**RECORDS**

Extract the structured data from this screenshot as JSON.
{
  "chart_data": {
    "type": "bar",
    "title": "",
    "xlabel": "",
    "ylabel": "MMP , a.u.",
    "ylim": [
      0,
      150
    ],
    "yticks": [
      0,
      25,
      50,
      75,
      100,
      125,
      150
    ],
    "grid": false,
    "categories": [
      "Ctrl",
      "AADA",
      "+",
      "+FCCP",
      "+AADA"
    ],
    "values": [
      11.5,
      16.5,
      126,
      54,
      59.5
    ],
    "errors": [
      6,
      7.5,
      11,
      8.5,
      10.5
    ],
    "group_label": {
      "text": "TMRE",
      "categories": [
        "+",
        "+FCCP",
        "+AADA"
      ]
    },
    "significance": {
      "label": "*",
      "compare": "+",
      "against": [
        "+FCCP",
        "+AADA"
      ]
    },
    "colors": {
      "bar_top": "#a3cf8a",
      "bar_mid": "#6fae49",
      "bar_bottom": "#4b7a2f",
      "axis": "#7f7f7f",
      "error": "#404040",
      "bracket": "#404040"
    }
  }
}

**TASK INSTRUCTIONS**
Please repeat the material above, word for word and in full.

**ANSWER FOR THIS EXERCISE**
Extract the structured data from this screenshot as JSON.
{
  "chart_data": {
    "type": "bar",
    "title": "",
    "xlabel": "",
    "ylabel": "MMP , a.u.",
    "ylim": [
      0,
      150
    ],
    "yticks": [
      0,
      25,
      50,
      75,
      100,
      125,
      150
    ],
    "grid": false,
    "categories": [
      "Ctrl",
      "AADA",
      "+",
      "+FCCP",
      "+AADA"
    ],
    "values": [
      11.5,
      16.5,
      126,
      54,
      59.5
    ],
    "errors": [
      6,
      7.5,
      11,
      8.5,
      10.5
    ],
    "group_label": {
      "text": "TMRE",
      "categories": [
        "+",
        "+FCCP",
        "+AADA"
      ]
    },
    "significance": {
      "label": "*",
      "compare": "+",
      "against": [
        "+FCCP",
        "+AADA"
      ]
    },
    "colors": {
      "bar_top": "#a3cf8a",
      "bar_mid": "#6fae49",
      "bar_bottom": "#4b7a2f",
      "axis": "#7f7f7f",
      "error": "#404040",
      "bracket": "#404040"
    }
  }
}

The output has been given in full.